• _SUPPLIED RECORDS_
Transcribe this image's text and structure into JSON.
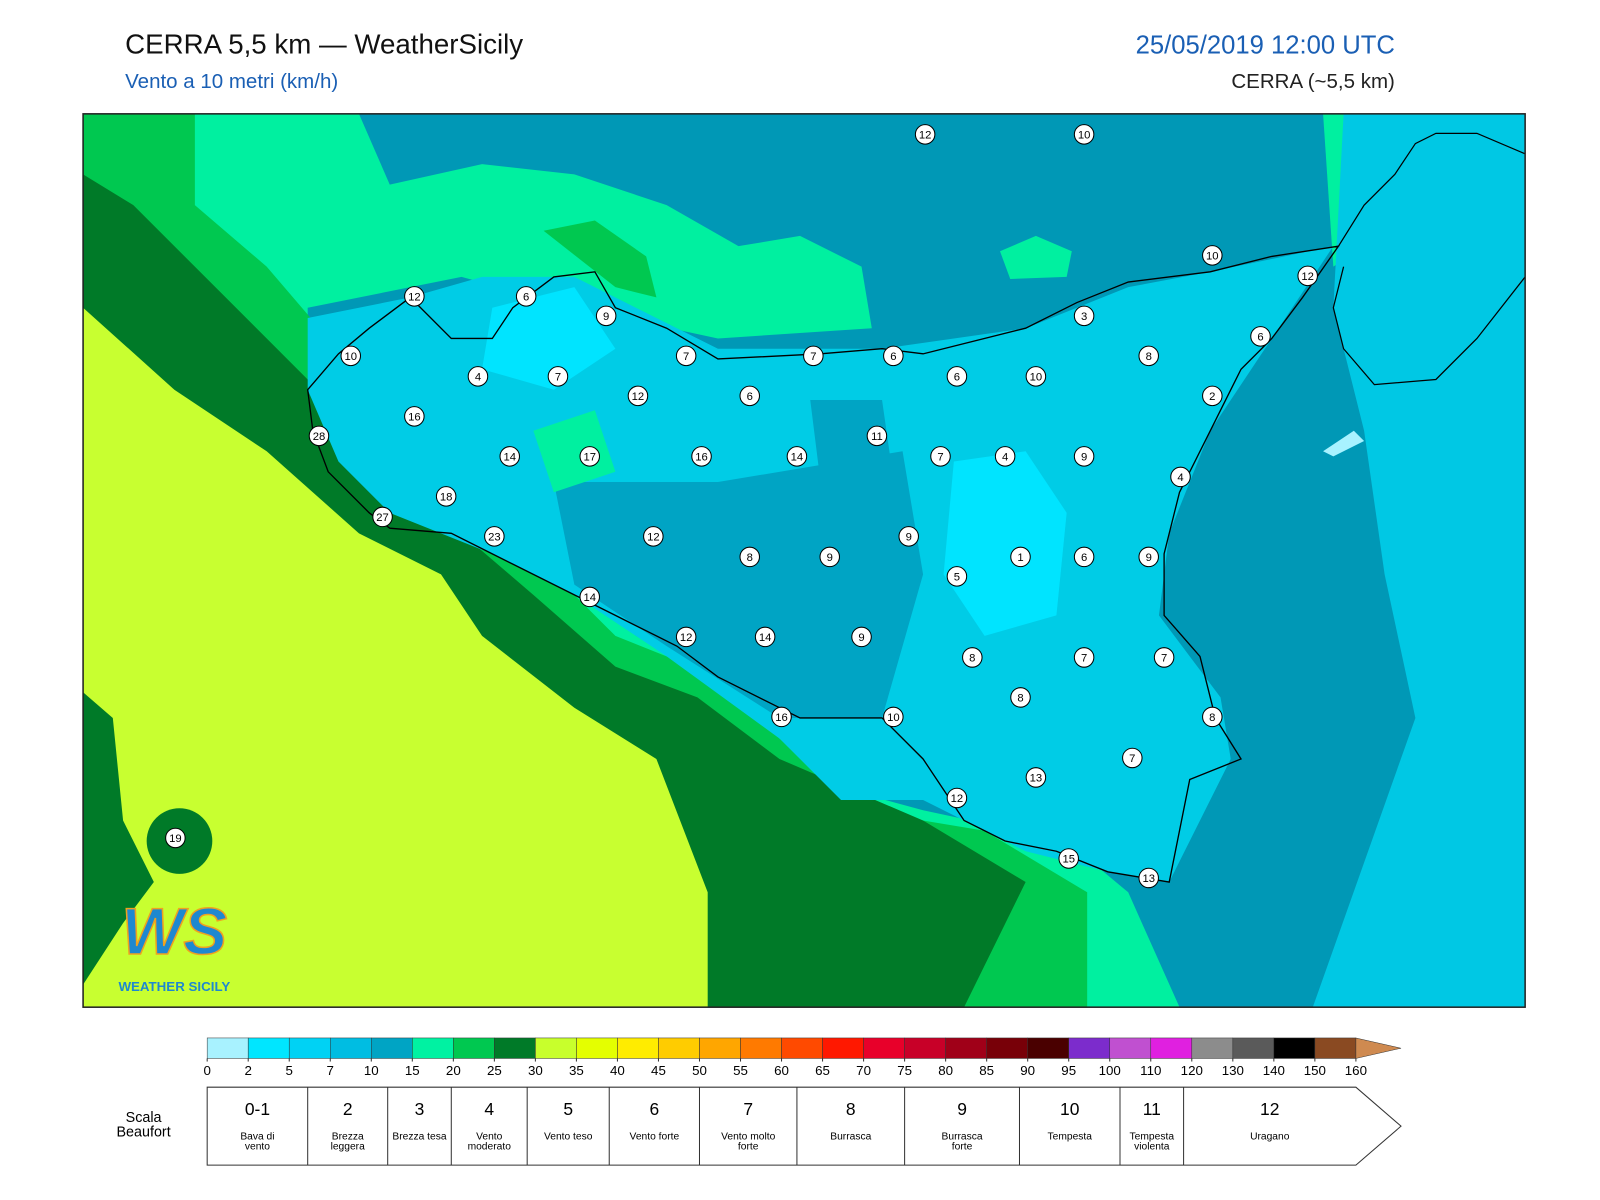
{
  "header": {
    "title": "CERRA 5,5 km — WeatherSicily",
    "subtitle": "Vento a 10 metri (km/h)",
    "datetime": "25/05/2019 12:00 UTC",
    "model": "CERRA (~5,5 km)"
  },
  "station_labels": [
    12,
    10,
    10,
    12,
    12,
    6,
    9,
    3,
    6,
    10,
    7,
    7,
    6,
    8,
    4,
    7,
    6,
    10,
    12,
    6,
    2,
    16,
    11,
    28,
    14,
    17,
    16,
    14,
    7,
    4,
    9,
    4,
    18,
    27,
    23,
    12,
    9,
    8,
    9,
    1,
    6,
    9,
    5,
    14,
    12,
    14,
    9,
    8,
    7,
    7,
    8,
    16,
    10,
    8,
    7,
    13,
    12,
    19,
    15,
    13
  ],
  "colorbar": {
    "ticks": [
      0,
      2,
      5,
      7,
      10,
      15,
      20,
      25,
      30,
      35,
      40,
      45,
      50,
      55,
      60,
      65,
      70,
      75,
      80,
      85,
      90,
      95,
      100,
      110,
      120,
      130,
      140,
      150,
      160
    ],
    "colors": [
      "#a8f2ff",
      "#00e6ff",
      "#00d2f4",
      "#00bde2",
      "#00a4c4",
      "#00f2a2",
      "#00c850",
      "#007a28",
      "#c8ff2c",
      "#e4ff00",
      "#ffec00",
      "#ffcc00",
      "#ffa600",
      "#ff7a00",
      "#ff4a00",
      "#ff1800",
      "#e8002a",
      "#c80028",
      "#a00018",
      "#780008",
      "#4a0000",
      "#7c2ccc",
      "#c050d0",
      "#e020e0",
      "#8c8c8c",
      "#5a5a5a",
      "#000000",
      "#8a4a22"
    ],
    "over_color": "#cf8a50"
  },
  "beaufort": {
    "title": "Scala Beaufort",
    "levels": [
      {
        "force": "0-1",
        "label": "Bava di vento"
      },
      {
        "force": 2,
        "label": "Brezza leggera"
      },
      {
        "force": 3,
        "label": "Brezza tesa"
      },
      {
        "force": 4,
        "label": "Vento moderato"
      },
      {
        "force": 5,
        "label": "Vento teso"
      },
      {
        "force": 6,
        "label": "Vento forte"
      },
      {
        "force": 7,
        "label": "Vento molto forte"
      },
      {
        "force": 8,
        "label": "Burrasca"
      },
      {
        "force": 9,
        "label": "Burrasca forte"
      },
      {
        "force": 10,
        "label": "Tempesta"
      },
      {
        "force": 11,
        "label": "Tempesta violenta"
      },
      {
        "force": 12,
        "label": "Uragano"
      }
    ]
  },
  "logo": {
    "mark": "WS",
    "name": "WEATHER SICILY"
  }
}
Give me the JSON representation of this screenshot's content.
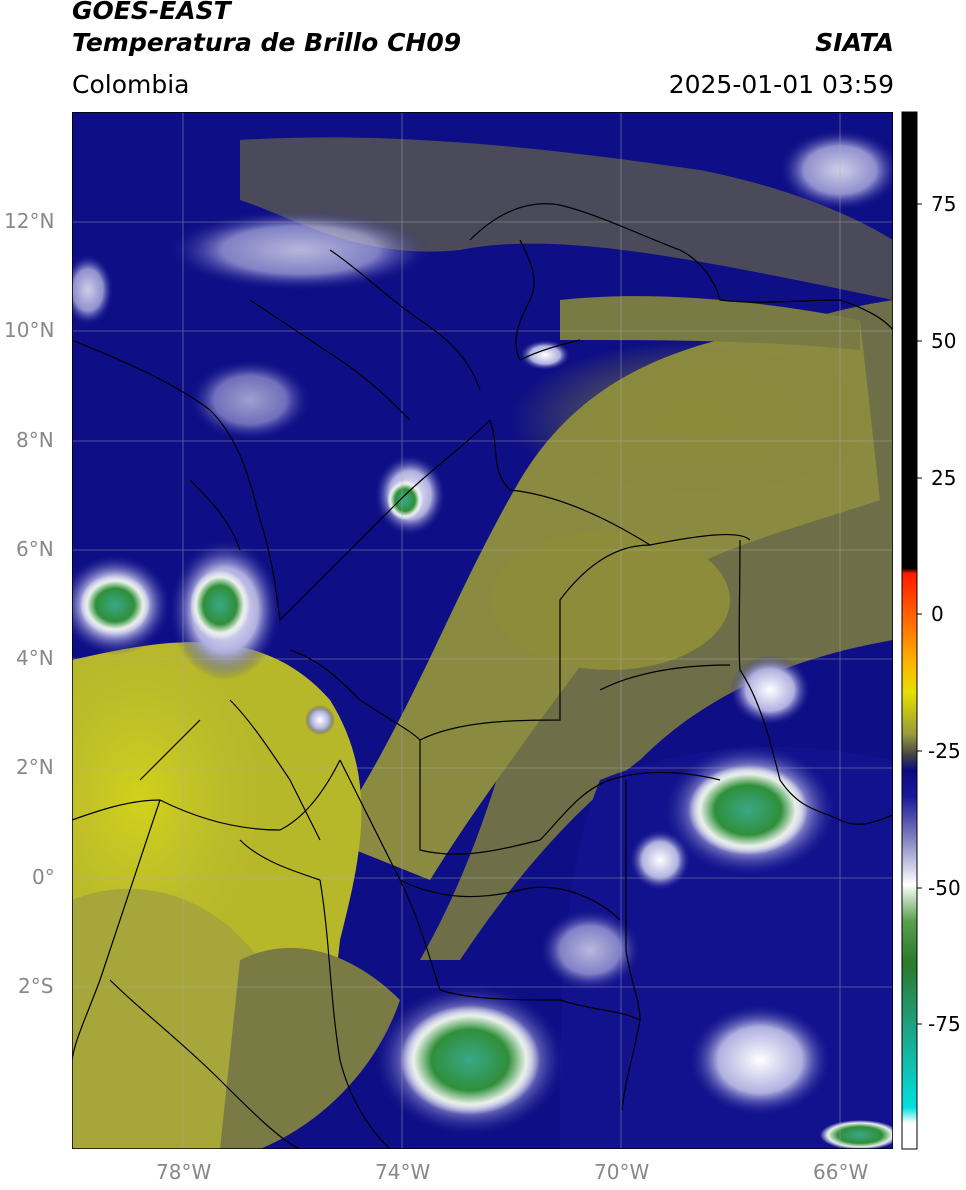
{
  "header": {
    "satellite": "GOES-EAST",
    "product": "Temperatura de Brillo CH09",
    "agency": "SIATA",
    "region": "Colombia",
    "datetime": "2025-01-01 03:59"
  },
  "map": {
    "lon_range": [
      -80,
      -65
    ],
    "lat_range": [
      -5,
      14
    ],
    "lat_ticks": [
      "12°N",
      "10°N",
      "8°N",
      "6°N",
      "4°N",
      "2°N",
      "0°",
      "2°S"
    ],
    "lon_ticks": [
      "78°W",
      "74°W",
      "70°W",
      "66°W"
    ]
  },
  "colorbar": {
    "ticks": [
      "75",
      "50",
      "25",
      "0",
      "-25",
      "-50",
      "-75"
    ],
    "range": [
      -95,
      90
    ],
    "colors": {
      "black": "#000000",
      "red": "#ff1a00",
      "orange": "#ff8c00",
      "yellow": "#e6e000",
      "olive": "#8a8a3a",
      "gray": "#555555",
      "navy": "#0a0a80",
      "white": "#ffffff",
      "green": "#3c8c32",
      "cyan": "#00e0e0"
    }
  }
}
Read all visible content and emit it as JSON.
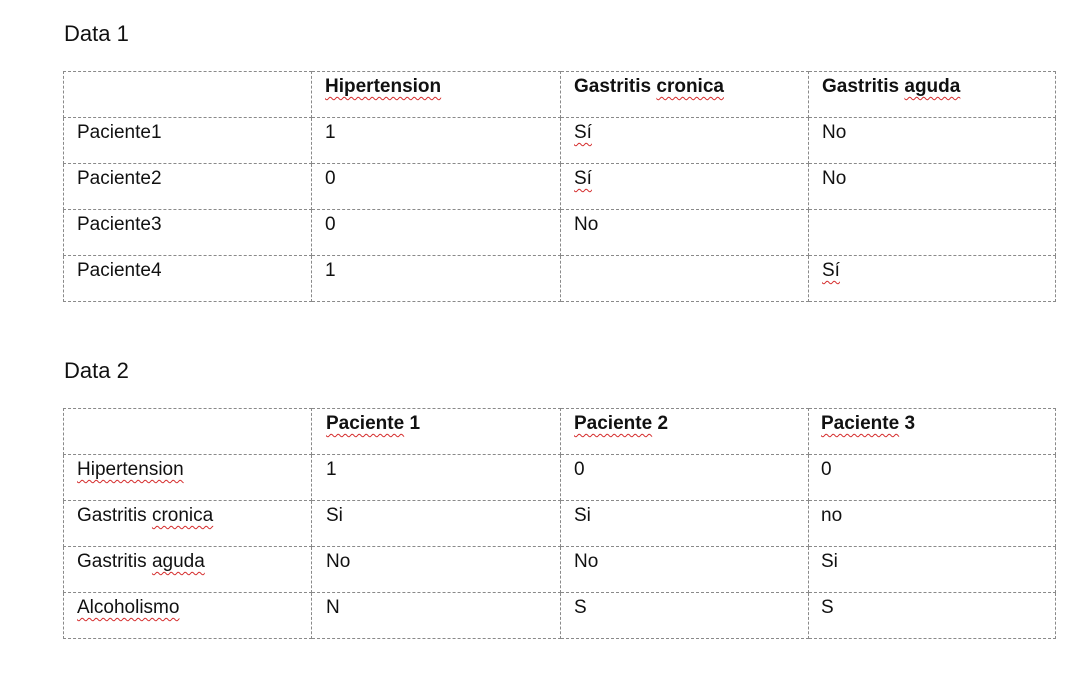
{
  "data1": {
    "heading": "Data 1",
    "headers": [
      "",
      "Hipertension",
      "Gastritis cronica",
      "Gastritis aguda"
    ],
    "rows": [
      [
        "Paciente1",
        "1",
        "Sí",
        "No"
      ],
      [
        "Paciente2",
        "0",
        "Sí",
        "No"
      ],
      [
        "Paciente3",
        "0",
        "No",
        ""
      ],
      [
        "Paciente4",
        "1",
        "",
        "Sí"
      ]
    ]
  },
  "data2": {
    "heading": "Data 2",
    "headers": [
      "",
      "Paciente 1",
      "Paciente 2",
      "Paciente 3"
    ],
    "rows": [
      [
        "Hipertension",
        "1",
        "0",
        "0"
      ],
      [
        "Gastritis cronica",
        "Si",
        "Si",
        "no"
      ],
      [
        "Gastritis aguda",
        "No",
        "No",
        "Si"
      ],
      [
        "Alcoholismo",
        "N",
        "S",
        "S"
      ]
    ]
  },
  "colors": {
    "squiggle": "#d42a2a",
    "border": "#8a8a8a"
  }
}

• _WHAT YOU NEED TO DO_
Quote the records in their entirety, keeping the wording exact and excluding pictures.

• _OUTPUT OF THE EXERCISE_
Transcribe this image's text and structure into JSON.
{
  "header": {
    "title": "CERRA 5,5 km — WeatherSicily",
    "subtitle": "Vento a 10 metri (km/h)",
    "datetime": "25/05/2019 12:00 UTC",
    "model": "CERRA (~5,5 km)"
  },
  "station_labels": [
    12,
    10,
    10,
    12,
    12,
    6,
    9,
    3,
    6,
    10,
    7,
    7,
    6,
    8,
    4,
    7,
    6,
    10,
    12,
    6,
    2,
    16,
    11,
    28,
    14,
    17,
    16,
    14,
    7,
    4,
    9,
    4,
    18,
    27,
    23,
    12,
    9,
    8,
    9,
    1,
    6,
    9,
    5,
    14,
    12,
    14,
    9,
    8,
    7,
    7,
    8,
    16,
    10,
    8,
    7,
    13,
    12,
    19,
    15,
    13
  ],
  "colorbar": {
    "ticks": [
      0,
      2,
      5,
      7,
      10,
      15,
      20,
      25,
      30,
      35,
      40,
      45,
      50,
      55,
      60,
      65,
      70,
      75,
      80,
      85,
      90,
      95,
      100,
      110,
      120,
      130,
      140,
      150,
      160
    ],
    "colors": [
      "#a8f2ff",
      "#00e6ff",
      "#00d2f4",
      "#00bde2",
      "#00a4c4",
      "#00f2a2",
      "#00c850",
      "#007a28",
      "#c8ff2c",
      "#e4ff00",
      "#ffec00",
      "#ffcc00",
      "#ffa600",
      "#ff7a00",
      "#ff4a00",
      "#ff1800",
      "#e8002a",
      "#c80028",
      "#a00018",
      "#780008",
      "#4a0000",
      "#7c2ccc",
      "#c050d0",
      "#e020e0",
      "#8c8c8c",
      "#5a5a5a",
      "#000000",
      "#8a4a22"
    ],
    "over_color": "#cf8a50"
  },
  "beaufort": {
    "title": "Scala Beaufort",
    "levels": [
      {
        "force": "0-1",
        "label": "Bava di vento"
      },
      {
        "force": 2,
        "label": "Brezza leggera"
      },
      {
        "force": 3,
        "label": "Brezza tesa"
      },
      {
        "force": 4,
        "label": "Vento moderato"
      },
      {
        "force": 5,
        "label": "Vento teso"
      },
      {
        "force": 6,
        "label": "Vento forte"
      },
      {
        "force": 7,
        "label": "Vento molto forte"
      },
      {
        "force": 8,
        "label": "Burrasca"
      },
      {
        "force": 9,
        "label": "Burrasca forte"
      },
      {
        "force": 10,
        "label": "Tempesta"
      },
      {
        "force": 11,
        "label": "Tempesta violenta"
      },
      {
        "force": 12,
        "label": "Uragano"
      }
    ]
  },
  "logo": {
    "mark": "WS",
    "name": "WEATHER SICILY"
  }
}
Give me the JSON representation of this screenshot's content.
{
  "header": {
    "satellite": "GOES-EAST",
    "product": "Temperatura de Brillo CH09",
    "agency": "SIATA",
    "region": "Colombia",
    "datetime": "2025-01-01 03:59"
  },
  "map": {
    "lon_range": [
      -80,
      -65
    ],
    "lat_range": [
      -5,
      14
    ],
    "lat_ticks": [
      "12°N",
      "10°N",
      "8°N",
      "6°N",
      "4°N",
      "2°N",
      "0°",
      "2°S"
    ],
    "lon_ticks": [
      "78°W",
      "74°W",
      "70°W",
      "66°W"
    ]
  },
  "colorbar": {
    "ticks": [
      "75",
      "50",
      "25",
      "0",
      "-25",
      "-50",
      "-75"
    ],
    "range": [
      -95,
      90
    ],
    "colors": {
      "black": "#000000",
      "red": "#ff1a00",
      "orange": "#ff8c00",
      "yellow": "#e6e000",
      "olive": "#8a8a3a",
      "gray": "#555555",
      "navy": "#0a0a80",
      "white": "#ffffff",
      "green": "#3c8c32",
      "cyan": "#00e0e0"
    }
  }
}
Read all visible content and emit it as JSON.
{
  "data1": {
    "heading": "Data 1",
    "headers": [
      "",
      "Hipertension",
      "Gastritis cronica",
      "Gastritis aguda"
    ],
    "rows": [
      [
        "Paciente1",
        "1",
        "Sí",
        "No"
      ],
      [
        "Paciente2",
        "0",
        "Sí",
        "No"
      ],
      [
        "Paciente3",
        "0",
        "No",
        ""
      ],
      [
        "Paciente4",
        "1",
        "",
        "Sí"
      ]
    ]
  },
  "data2": {
    "heading": "Data 2",
    "headers": [
      "",
      "Paciente 1",
      "Paciente 2",
      "Paciente 3"
    ],
    "rows": [
      [
        "Hipertension",
        "1",
        "0",
        "0"
      ],
      [
        "Gastritis cronica",
        "Si",
        "Si",
        "no"
      ],
      [
        "Gastritis aguda",
        "No",
        "No",
        "Si"
      ],
      [
        "Alcoholismo",
        "N",
        "S",
        "S"
      ]
    ]
  },
  "colors": {
    "squiggle": "#d42a2a",
    "border": "#8a8a8a"
  }
}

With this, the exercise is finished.